● **Texto extraído**

Os entregadores que atuam em Belo Horizonte poderão deixar encomendas de pequeno porte na portaria ou em outro ponto indicado pelos condomínios, sem a obrigação de entrar nas áreas comuns dos prédios para concluir o serviço. A mudança está prevista no Projeto de Lei 531/2025, aprovado em segundo turno pela Câmara Municipal de Belo Horizonte.
A proposta busca estabelecer regras para entregas realizadas em condomínios residenciais e comerciais da capital. Na prática, o texto impede que consumidores exijam a entrada do trabalhador nas dependências internas ou áreas comuns para levar o pedido até apartamentos, salas ou outras unidades.
A medida ganhou repercussão após a votação no Legislativo municipal e foi noticiada por diferentes veículos de comunicação da capital. Apesar da aprovação em segundo turno, é importante destacar que a proposta ainda precisa cumprir as etapas finais do processo legislativo antes de produzir efeitos como lei.

[Dados de análise de layout de documentos]
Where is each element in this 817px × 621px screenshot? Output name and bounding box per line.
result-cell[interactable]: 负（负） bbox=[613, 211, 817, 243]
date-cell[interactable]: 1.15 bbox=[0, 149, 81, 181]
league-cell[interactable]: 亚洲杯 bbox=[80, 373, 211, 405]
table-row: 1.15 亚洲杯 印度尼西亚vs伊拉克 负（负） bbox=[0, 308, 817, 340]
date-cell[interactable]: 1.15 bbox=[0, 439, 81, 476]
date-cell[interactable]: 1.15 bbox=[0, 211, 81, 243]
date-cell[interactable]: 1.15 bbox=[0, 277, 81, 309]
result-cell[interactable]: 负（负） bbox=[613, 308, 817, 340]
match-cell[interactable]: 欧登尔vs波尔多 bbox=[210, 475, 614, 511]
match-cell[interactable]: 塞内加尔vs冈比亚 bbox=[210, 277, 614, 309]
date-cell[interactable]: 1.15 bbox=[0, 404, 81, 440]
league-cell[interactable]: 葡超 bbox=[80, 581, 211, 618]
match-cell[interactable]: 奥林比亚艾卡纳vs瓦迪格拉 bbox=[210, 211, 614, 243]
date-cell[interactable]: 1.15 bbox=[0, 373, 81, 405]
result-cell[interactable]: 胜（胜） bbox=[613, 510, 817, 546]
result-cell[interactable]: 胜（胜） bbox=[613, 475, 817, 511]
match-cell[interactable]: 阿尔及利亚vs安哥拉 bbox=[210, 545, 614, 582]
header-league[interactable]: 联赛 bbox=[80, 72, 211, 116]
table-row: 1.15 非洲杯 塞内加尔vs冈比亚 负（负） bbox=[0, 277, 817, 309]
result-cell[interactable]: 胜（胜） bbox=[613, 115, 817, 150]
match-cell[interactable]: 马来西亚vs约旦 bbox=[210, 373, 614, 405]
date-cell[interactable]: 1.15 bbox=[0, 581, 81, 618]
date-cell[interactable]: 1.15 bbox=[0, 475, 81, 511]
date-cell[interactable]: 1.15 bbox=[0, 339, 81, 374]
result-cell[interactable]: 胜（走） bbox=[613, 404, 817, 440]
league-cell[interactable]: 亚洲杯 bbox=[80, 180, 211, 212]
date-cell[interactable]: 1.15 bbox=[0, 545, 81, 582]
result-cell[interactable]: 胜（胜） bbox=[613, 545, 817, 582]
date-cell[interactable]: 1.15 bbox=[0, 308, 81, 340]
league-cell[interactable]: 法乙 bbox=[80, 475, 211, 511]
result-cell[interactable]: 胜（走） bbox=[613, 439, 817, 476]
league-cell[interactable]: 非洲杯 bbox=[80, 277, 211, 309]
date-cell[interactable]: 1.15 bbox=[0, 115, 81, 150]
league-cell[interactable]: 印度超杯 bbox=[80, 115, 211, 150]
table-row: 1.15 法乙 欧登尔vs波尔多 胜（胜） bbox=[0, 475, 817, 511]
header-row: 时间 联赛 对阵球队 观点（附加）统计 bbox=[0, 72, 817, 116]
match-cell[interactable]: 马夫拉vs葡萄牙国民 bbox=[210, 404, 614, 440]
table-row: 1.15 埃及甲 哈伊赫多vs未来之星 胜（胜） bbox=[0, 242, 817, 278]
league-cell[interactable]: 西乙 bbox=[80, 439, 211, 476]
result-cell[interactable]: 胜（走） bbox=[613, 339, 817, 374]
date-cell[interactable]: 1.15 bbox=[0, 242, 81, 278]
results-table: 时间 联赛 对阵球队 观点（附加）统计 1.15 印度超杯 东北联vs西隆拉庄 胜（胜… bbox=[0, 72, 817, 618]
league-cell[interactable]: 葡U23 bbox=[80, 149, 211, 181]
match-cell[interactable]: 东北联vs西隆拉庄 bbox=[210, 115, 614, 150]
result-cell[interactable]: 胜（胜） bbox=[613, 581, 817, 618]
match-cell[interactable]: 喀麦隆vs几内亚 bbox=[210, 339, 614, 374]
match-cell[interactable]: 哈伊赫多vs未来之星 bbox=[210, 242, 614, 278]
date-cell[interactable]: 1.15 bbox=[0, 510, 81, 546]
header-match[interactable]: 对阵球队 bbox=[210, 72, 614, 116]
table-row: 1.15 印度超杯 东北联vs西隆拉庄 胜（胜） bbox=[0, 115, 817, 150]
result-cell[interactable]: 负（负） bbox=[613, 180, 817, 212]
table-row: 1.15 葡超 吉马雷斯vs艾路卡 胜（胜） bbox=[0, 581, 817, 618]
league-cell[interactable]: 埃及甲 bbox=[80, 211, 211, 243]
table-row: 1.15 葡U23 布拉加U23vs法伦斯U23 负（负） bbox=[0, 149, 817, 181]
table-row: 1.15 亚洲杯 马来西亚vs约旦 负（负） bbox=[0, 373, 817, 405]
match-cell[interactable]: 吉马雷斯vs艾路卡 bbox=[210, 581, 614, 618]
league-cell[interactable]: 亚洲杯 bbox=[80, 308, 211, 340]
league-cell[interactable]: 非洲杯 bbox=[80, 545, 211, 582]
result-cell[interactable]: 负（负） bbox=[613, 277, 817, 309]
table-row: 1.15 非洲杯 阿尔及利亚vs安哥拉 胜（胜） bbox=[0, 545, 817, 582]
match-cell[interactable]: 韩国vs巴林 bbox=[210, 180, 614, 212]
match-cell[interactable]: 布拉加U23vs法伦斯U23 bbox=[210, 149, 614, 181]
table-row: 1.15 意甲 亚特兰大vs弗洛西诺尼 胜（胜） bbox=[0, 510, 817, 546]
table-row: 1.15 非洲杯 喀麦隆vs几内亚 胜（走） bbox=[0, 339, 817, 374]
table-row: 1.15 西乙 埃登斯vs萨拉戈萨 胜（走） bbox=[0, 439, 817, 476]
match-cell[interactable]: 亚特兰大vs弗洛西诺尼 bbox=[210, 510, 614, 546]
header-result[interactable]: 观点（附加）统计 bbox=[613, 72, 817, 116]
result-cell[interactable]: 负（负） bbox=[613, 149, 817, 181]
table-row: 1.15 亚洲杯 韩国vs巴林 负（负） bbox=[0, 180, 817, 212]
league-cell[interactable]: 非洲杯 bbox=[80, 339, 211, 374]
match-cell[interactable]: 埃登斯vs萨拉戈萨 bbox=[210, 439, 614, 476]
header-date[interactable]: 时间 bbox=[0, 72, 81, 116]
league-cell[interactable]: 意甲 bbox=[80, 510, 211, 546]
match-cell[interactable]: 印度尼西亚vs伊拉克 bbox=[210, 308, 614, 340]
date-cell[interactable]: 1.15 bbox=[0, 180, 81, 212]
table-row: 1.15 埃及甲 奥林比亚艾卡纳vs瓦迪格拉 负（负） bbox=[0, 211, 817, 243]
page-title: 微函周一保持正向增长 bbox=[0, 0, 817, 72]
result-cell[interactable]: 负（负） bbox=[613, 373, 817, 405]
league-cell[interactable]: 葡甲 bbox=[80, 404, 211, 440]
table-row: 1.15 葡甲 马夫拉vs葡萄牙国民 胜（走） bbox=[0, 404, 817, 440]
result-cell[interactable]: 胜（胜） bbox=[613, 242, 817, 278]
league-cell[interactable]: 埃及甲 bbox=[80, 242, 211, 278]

● **Item da tarefa 1**
Liste as unidades até as quais, conforme o texto extraído, o consumidor não poderá exigir que o entregador leve o pedido.
● **Item da tarefa 2**
Qual é o número do projeto de lei mencionado no texto extraído?
● **Item da tarefa 3**
Repita o trecho do texto extraído que começa em "Os entregadores que" e segue até "de Belo Horizonte.".

● **Resultado do exercício 1**
Apartamentos, salas e outras unidades.

● **Resultado do exercício 2**
Projeto de Lei 531/2025.

● **Resultado do exercício 3**
Os entregadores que atuam em Belo Horizonte poderão deixar encomendas de pequeno porte na portaria ou em outro ponto indicado pelos condomínios, sem a obrigação de entrar nas áreas comuns dos prédios para concluir o serviço. A mudança está prevista no Projeto de Lei 531/2025, aprovado em segundo turno pela Câmara Municipal de Belo Horizonte.